▸ **Dataset records**
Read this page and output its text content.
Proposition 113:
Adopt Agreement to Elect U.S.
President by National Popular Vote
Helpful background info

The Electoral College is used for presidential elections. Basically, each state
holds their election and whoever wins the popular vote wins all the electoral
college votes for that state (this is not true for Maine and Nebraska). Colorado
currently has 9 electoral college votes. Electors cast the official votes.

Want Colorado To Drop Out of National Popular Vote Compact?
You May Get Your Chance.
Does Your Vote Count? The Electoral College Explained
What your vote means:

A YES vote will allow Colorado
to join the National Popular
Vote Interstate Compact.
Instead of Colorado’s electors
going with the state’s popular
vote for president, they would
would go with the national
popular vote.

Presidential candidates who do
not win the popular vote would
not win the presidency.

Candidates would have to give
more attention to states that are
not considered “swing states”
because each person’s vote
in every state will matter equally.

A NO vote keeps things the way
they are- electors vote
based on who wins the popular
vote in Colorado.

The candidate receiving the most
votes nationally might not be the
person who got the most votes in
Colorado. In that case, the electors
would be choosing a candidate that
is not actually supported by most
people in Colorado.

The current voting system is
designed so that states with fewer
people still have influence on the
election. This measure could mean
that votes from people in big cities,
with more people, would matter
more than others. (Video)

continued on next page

▸ **What you have to do**
Reproduce the data, keeping every line exactly the same.

▸ **Answer for this exercise**
Read this page and output its text content.
Proposition 113:
Adopt Agreement to Elect U.S.
President by National Popular Vote
Helpful background info

The Electoral College is used for presidential elections. Basically, each state
holds their election and whoever wins the popular vote wins all the electoral
college votes for that state (this is not true for Maine and Nebraska). Colorado
currently has 9 electoral college votes. Electors cast the official votes.

Want Colorado To Drop Out of National Popular Vote Compact?
You May Get Your Chance.
Does Your Vote Count? The Electoral College Explained
What your vote means:

A YES vote will allow Colorado
to join the National Popular
Vote Interstate Compact.
Instead of Colorado’s electors
going with the state’s popular
vote for president, they would
would go with the national
popular vote.

Presidential candidates who do
not win the popular vote would
not win the presidency.

Candidates would have to give
more attention to states that are
not considered “swing states”
because each person’s vote
in every state will matter equally.

A NO vote keeps things the way
they are- electors vote
based on who wins the popular
vote in Colorado.

The candidate receiving the most
votes nationally might not be the
person who got the most votes in
Colorado. In that case, the electors
would be choosing a candidate that
is not actually supported by most
people in Colorado.

The current voting system is
designed so that states with fewer
people still have influence on the
election. This measure could mean
that votes from people in big cities,
with more people, would matter
more than others. (Video)

continued on next page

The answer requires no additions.